WORK REQUIRED: Make an exact copy of all the entries below, with the pictures left out.

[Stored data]
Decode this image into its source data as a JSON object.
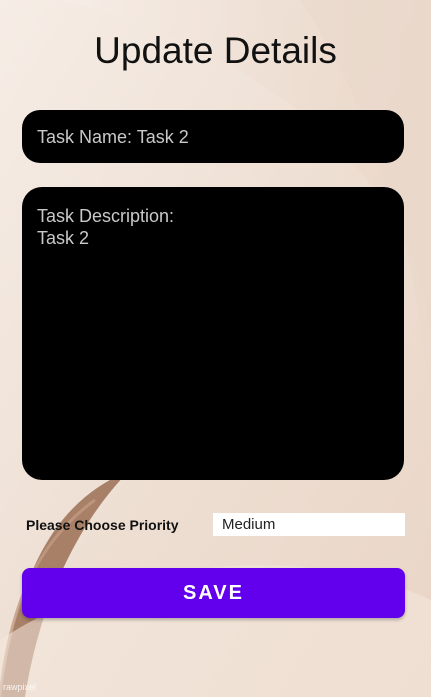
{
  "page": {
    "title": "Update Details"
  },
  "form": {
    "task_name_value": "Task Name: Task 2",
    "task_description_value": "Task Description:\nTask 2",
    "priority_label": "Please Choose Priority",
    "priority_selected": "Medium",
    "save_label": "SAVE"
  },
  "watermark": "rawpixel",
  "colors": {
    "accent": "#6200ee",
    "field_background": "#000000",
    "page_background": "#f1e4da"
  }
}
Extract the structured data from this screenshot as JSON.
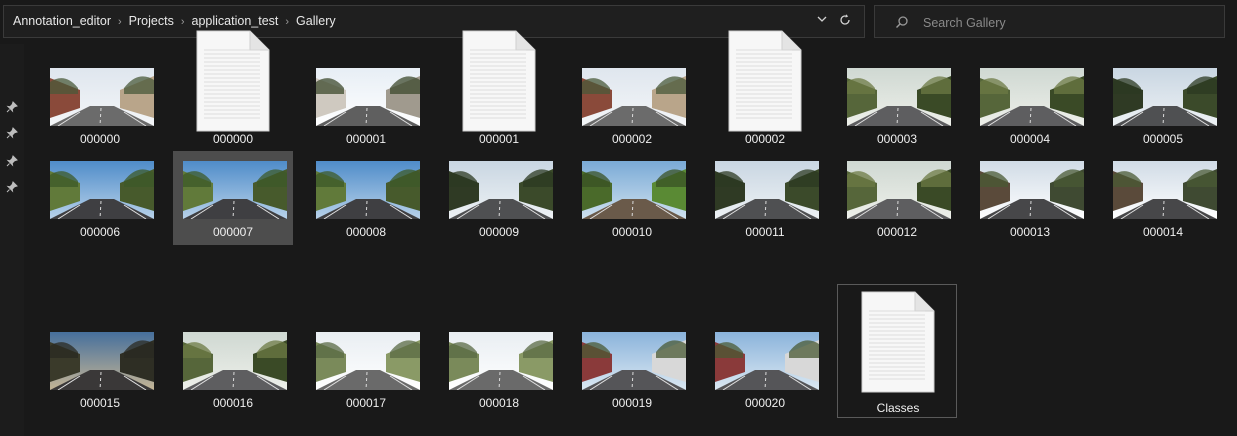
{
  "breadcrumb": [
    "Annotation_editor",
    "Projects",
    "application_test",
    "Gallery"
  ],
  "breadcrumb_separator": "›",
  "dropdown_icon": "chevron-down-icon",
  "refresh_icon": "refresh-icon",
  "search": {
    "placeholder": "Search Gallery",
    "value": ""
  },
  "files": [
    {
      "name": "000000",
      "type": "image",
      "scene": "street-buildings"
    },
    {
      "name": "000000",
      "type": "document"
    },
    {
      "name": "000001",
      "type": "image",
      "scene": "houses"
    },
    {
      "name": "000001",
      "type": "document"
    },
    {
      "name": "000002",
      "type": "image",
      "scene": "street-buildings"
    },
    {
      "name": "000002",
      "type": "document"
    },
    {
      "name": "000003",
      "type": "image",
      "scene": "tree-lined-road"
    },
    {
      "name": "000004",
      "type": "image",
      "scene": "tree-lined-road"
    },
    {
      "name": "000005",
      "type": "image",
      "scene": "forest-road"
    },
    {
      "name": "000006",
      "type": "image",
      "scene": "open-road"
    },
    {
      "name": "000007",
      "type": "image",
      "scene": "open-road",
      "selected": true
    },
    {
      "name": "000008",
      "type": "image",
      "scene": "open-road"
    },
    {
      "name": "000009",
      "type": "image",
      "scene": "forest-road"
    },
    {
      "name": "000010",
      "type": "image",
      "scene": "green-road"
    },
    {
      "name": "000011",
      "type": "image",
      "scene": "forest-road"
    },
    {
      "name": "000012",
      "type": "image",
      "scene": "tree-lined-road"
    },
    {
      "name": "000013",
      "type": "image",
      "scene": "parked-cars"
    },
    {
      "name": "000014",
      "type": "image",
      "scene": "parked-cars"
    },
    {
      "name": "000015",
      "type": "image",
      "scene": "dusk-road"
    },
    {
      "name": "000016",
      "type": "image",
      "scene": "tree-lined-road"
    },
    {
      "name": "000017",
      "type": "image",
      "scene": "bright-road"
    },
    {
      "name": "000018",
      "type": "image",
      "scene": "bright-road"
    },
    {
      "name": "000019",
      "type": "image",
      "scene": "bus-street"
    },
    {
      "name": "000020",
      "type": "image",
      "scene": "bus-street"
    },
    {
      "name": "Classes",
      "type": "document",
      "outlined": true
    }
  ],
  "colors": {
    "background": "#191919",
    "selection": "#4d4d4d",
    "text": "#f0f0f0"
  }
}
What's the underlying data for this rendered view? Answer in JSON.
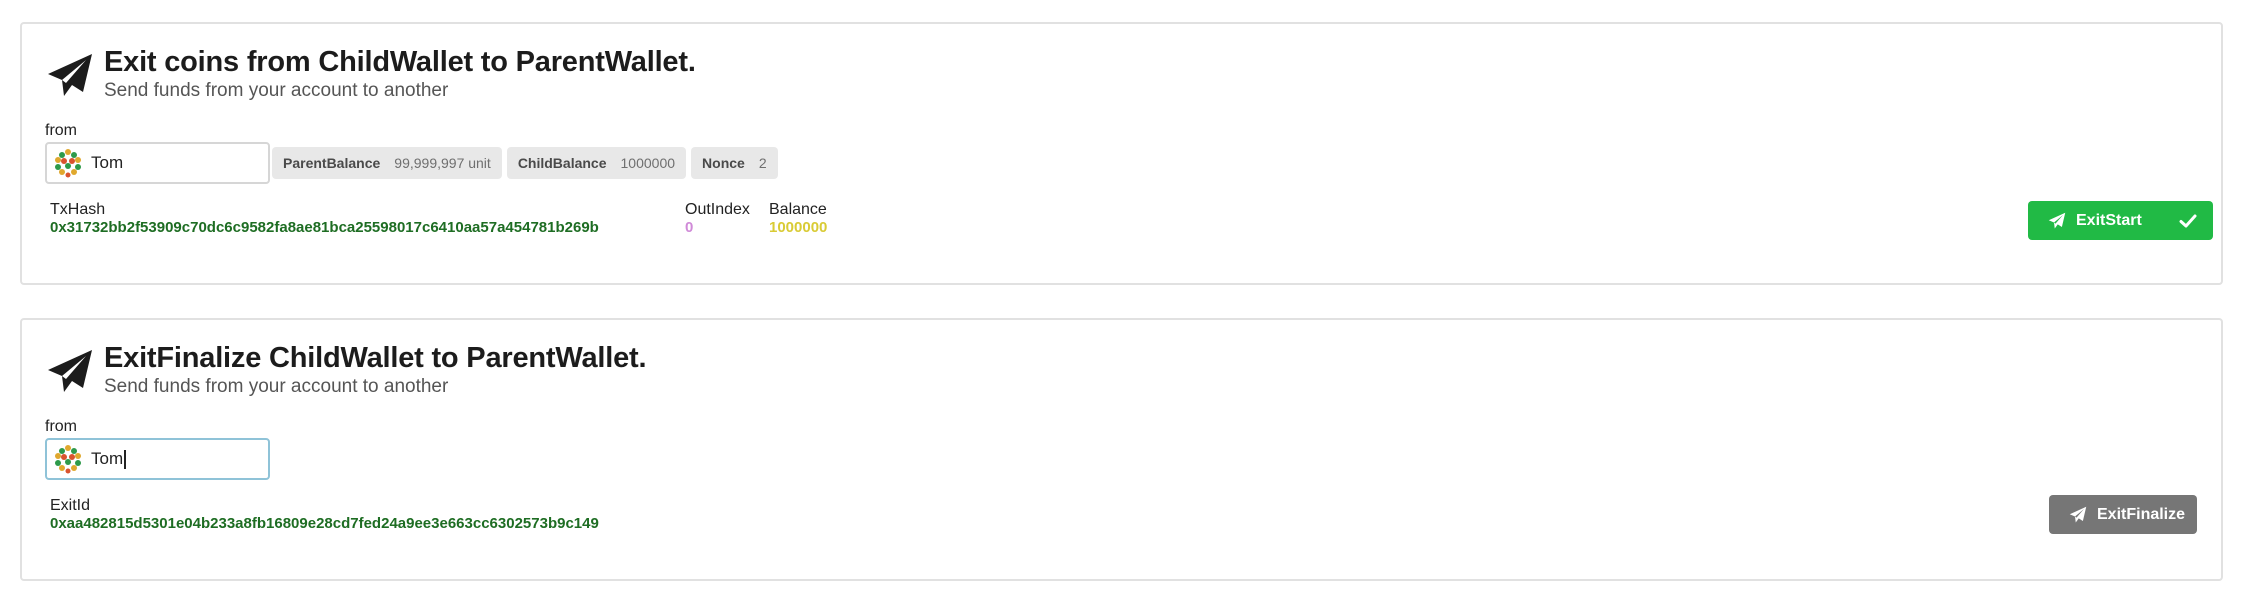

SOLUTION:
Decode this image into its source data as a JSON object.
{
  "page": {
    "title": "Update Details"
  },
  "form": {
    "task_name_value": "Task Name: Task 2",
    "task_description_value": "Task Description:\nTask 2",
    "priority_label": "Please Choose Priority",
    "priority_selected": "Medium",
    "save_label": "SAVE"
  },
  "watermark": "rawpixel",
  "colors": {
    "accent": "#6200ee",
    "field_background": "#000000",
    "page_background": "#f1e4da"
  }
}
Extract the structured data from this screenshot as JSON.
{
  "breadcrumb": [
    "Annotation_editor",
    "Projects",
    "application_test",
    "Gallery"
  ],
  "breadcrumb_separator": "›",
  "dropdown_icon": "chevron-down-icon",
  "refresh_icon": "refresh-icon",
  "search": {
    "placeholder": "Search Gallery",
    "value": ""
  },
  "files": [
    {
      "name": "000000",
      "type": "image",
      "scene": "street-buildings"
    },
    {
      "name": "000000",
      "type": "document"
    },
    {
      "name": "000001",
      "type": "image",
      "scene": "houses"
    },
    {
      "name": "000001",
      "type": "document"
    },
    {
      "name": "000002",
      "type": "image",
      "scene": "street-buildings"
    },
    {
      "name": "000002",
      "type": "document"
    },
    {
      "name": "000003",
      "type": "image",
      "scene": "tree-lined-road"
    },
    {
      "name": "000004",
      "type": "image",
      "scene": "tree-lined-road"
    },
    {
      "name": "000005",
      "type": "image",
      "scene": "forest-road"
    },
    {
      "name": "000006",
      "type": "image",
      "scene": "open-road"
    },
    {
      "name": "000007",
      "type": "image",
      "scene": "open-road",
      "selected": true
    },
    {
      "name": "000008",
      "type": "image",
      "scene": "open-road"
    },
    {
      "name": "000009",
      "type": "image",
      "scene": "forest-road"
    },
    {
      "name": "000010",
      "type": "image",
      "scene": "green-road"
    },
    {
      "name": "000011",
      "type": "image",
      "scene": "forest-road"
    },
    {
      "name": "000012",
      "type": "image",
      "scene": "tree-lined-road"
    },
    {
      "name": "000013",
      "type": "image",
      "scene": "parked-cars"
    },
    {
      "name": "000014",
      "type": "image",
      "scene": "parked-cars"
    },
    {
      "name": "000015",
      "type": "image",
      "scene": "dusk-road"
    },
    {
      "name": "000016",
      "type": "image",
      "scene": "tree-lined-road"
    },
    {
      "name": "000017",
      "type": "image",
      "scene": "bright-road"
    },
    {
      "name": "000018",
      "type": "image",
      "scene": "bright-road"
    },
    {
      "name": "000019",
      "type": "image",
      "scene": "bus-street"
    },
    {
      "name": "000020",
      "type": "image",
      "scene": "bus-street"
    },
    {
      "name": "Classes",
      "type": "document",
      "outlined": true
    }
  ],
  "colors": {
    "background": "#191919",
    "selection": "#4d4d4d",
    "text": "#f0f0f0"
  }
}
What's the underlying data for this rendered view? Answer in JSON.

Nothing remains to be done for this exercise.